Die populäre Bildungsaufgabe der Intellektuellen und auch der politischen
Partei, die Gramsci als „kollektiven Intellektuellen“ versteht,
ließe sich nicht weiterhin mit dem mechanischen Bild vom „Hineintragen
des Bewusstseins“ in eine unbewusste Masse umschreiben, sondern bestünde
vielmehr in der Organisierung und Systematisierung eines in den Massen bereits
vorhandenen Bewusstseins, des Alltagsverstandes.
Gramsci ist kein Vertreter der Spontaneitätstheorie, der der spontanen
Alltagsphilosophie, dem „common sense“ der Menschen unkritisch gegenüberstünde.
Der grundlegende Charakter der Alltagsphilosophie ist es, „eine auseinander
fallende inkohärente, inkonsequente Weltauffassung zu sein, der Beschaffenheit
der Volksmengen entsprechend, deren Philosophie er ist. Wenn sich in der Geschichte
eine homogene gesellschaftliche Gruppe herausarbeitet, arbeitet sich auch, gegen
den Alltagsverstand eine ‚homogene’, das heißt systematische
Philosophie heraus.“
Doch müsse Homogenisierung und Systematisierung der Weltauffassungen an
Vorhandenem anknüpfen: „Im Alltagsverstand herrschen die ‚realistischen,
materialistischen’ Elemente vor, was nicht im Widerspruch steht, zum religiösen
Element, ganz im Gegenteil; aber diese Elemente sind ‚unkritisch’,
‚abergläubisch’“ Und er fügt hinzu: „ Der
'Alltagsverstand' ist (in der Literatur) auf zwei Weisen behandelt worden: 1.

_ _ _

- _GESTELLTE AUFGABE_: Schreiben Sie den Ausgangstext über Gramscis Auffassung vom Alltagsverstand vollständig und wortgetreu nieder. Die Dateneinträge stammen aus einer anderen Quelle als der Ausgangstext.

[Dateneinträge]

_ _ _

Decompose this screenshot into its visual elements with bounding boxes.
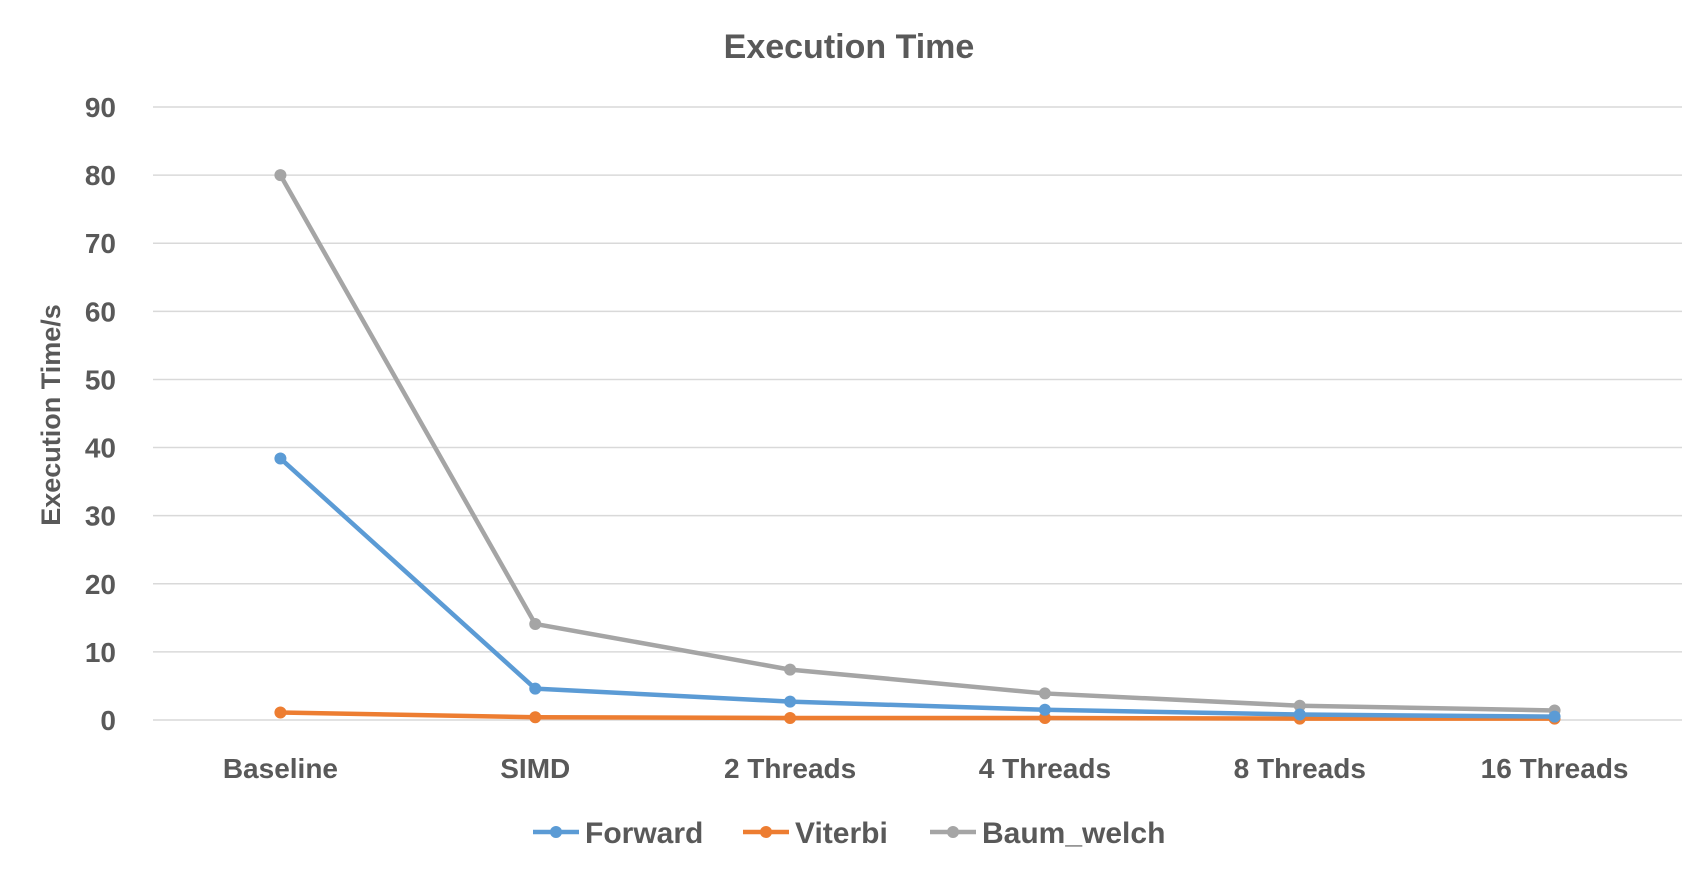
- legend-swatch-marker: [947, 826, 959, 838]
- y-tick-label: 40: [85, 433, 116, 464]
- y-tick-label: 50: [85, 364, 116, 395]
- legend-label: Forward: [585, 817, 703, 850]
- x-tick-label: 2 Threads: [724, 753, 856, 784]
- data-point-viterbi: [274, 706, 287, 719]
- legend-label: Baum_welch: [982, 817, 1165, 850]
- legend: Forward Viterbi Baum_welch: [533, 817, 1165, 850]
- series-forward: [274, 452, 1561, 723]
- x-axis-ticks: Baseline SIMD 2 Threads 4 Threads 8 Threads 1…: [223, 753, 1629, 784]
- data-point-forward: [784, 695, 797, 708]
- series-baum_welch: [274, 169, 1561, 717]
- y-axis-ticks: 0 10 20 30 40 50 60 70 80 90: [85, 92, 116, 736]
- series-group: [274, 169, 1561, 725]
- data-point-forward: [529, 682, 542, 695]
- data-point-viterbi: [784, 711, 797, 724]
- y-tick-label: 20: [85, 569, 116, 600]
- data-point-forward: [1038, 703, 1051, 716]
- data-point-forward: [274, 452, 287, 465]
- series-line-baum_welch: [278, 172, 1557, 713]
- x-tick-label: SIMD: [500, 753, 570, 784]
- y-tick-label: 60: [85, 296, 116, 327]
- data-point-baum_welch: [1293, 699, 1306, 712]
- gridlines: [153, 106, 1682, 721]
- x-tick-label: 4 Threads: [979, 753, 1111, 784]
- legend-item-baum_welch: Baum_welch: [930, 817, 1165, 850]
- series-line-forward: [278, 456, 1557, 719]
- data-point-forward: [1293, 708, 1306, 721]
- data-point-baum_welch: [529, 617, 542, 630]
- y-tick-label: 90: [85, 92, 116, 123]
- x-tick-label: Baseline: [223, 753, 338, 784]
- legend-swatch-marker: [550, 826, 562, 838]
- x-tick-label: 8 Threads: [1234, 753, 1366, 784]
- data-point-baum_welch: [274, 169, 287, 182]
- data-point-forward: [1548, 710, 1561, 723]
- legend-item-viterbi: Viterbi: [743, 817, 888, 850]
- y-tick-label: 70: [85, 228, 116, 259]
- legend-label: Viterbi: [795, 817, 888, 850]
- y-tick-label: 80: [85, 160, 116, 191]
- chart-title: Execution Time: [724, 28, 975, 66]
- data-point-viterbi: [529, 711, 542, 724]
- series-line-viterbi: [278, 710, 1557, 721]
- y-tick-label: 0: [100, 705, 116, 736]
- legend-swatch-marker: [760, 826, 772, 838]
- data-point-baum_welch: [1038, 687, 1051, 700]
- data-point-baum_welch: [784, 663, 797, 676]
- legend-item-forward: Forward: [533, 817, 703, 850]
- y-axis-label: Execution Time/s: [36, 304, 66, 526]
- y-tick-label: 10: [85, 637, 116, 668]
- x-tick-label: 16 Threads: [1481, 753, 1629, 784]
- y-tick-label: 30: [85, 501, 116, 532]
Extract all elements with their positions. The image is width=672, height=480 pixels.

_ _ _

- _ANTWORT_:
Die populäre Bildungsaufgabe der Intellektuellen und auch der politischen
Partei, die Gramsci als „kollektiven Intellektuellen“ versteht,
ließe sich nicht weiterhin mit dem mechanischen Bild vom „Hineintragen
des Bewusstseins“ in eine unbewusste Masse umschreiben, sondern bestünde
vielmehr in der Organisierung und Systematisierung eines in den Massen bereits
vorhandenen Bewusstseins, des Alltagsverstandes.
Gramsci ist kein Vertreter der Spontaneitätstheorie, der der spontanen
Alltagsphilosophie, dem „common sense“ der Menschen unkritisch gegenüberstünde.
Der grundlegende Charakter der Alltagsphilosophie ist es, „eine auseinander
fallende inkohärente, inkonsequente Weltauffassung zu sein, der Beschaffenheit
der Volksmengen entsprechend, deren Philosophie er ist. Wenn sich in der Geschichte
eine homogene gesellschaftliche Gruppe herausarbeitet, arbeitet sich auch, gegen
den Alltagsverstand eine ‚homogene’, das heißt systematische
Philosophie heraus.“
Doch müsse Homogenisierung und Systematisierung der Weltauffassungen an
Vorhandenem anknüpfen: „Im Alltagsverstand herrschen die ‚realistischen,
materialistischen’ Elemente vor, was nicht im Widerspruch steht, zum religiösen
Element, ganz im Gegenteil; aber diese Elemente sind ‚unkritisch’,
‚abergläubisch’“ Und er fügt hinzu: „ Der
'Alltagsverstand' ist (in der Literatur) auf zwei Weisen behandelt worden: 1.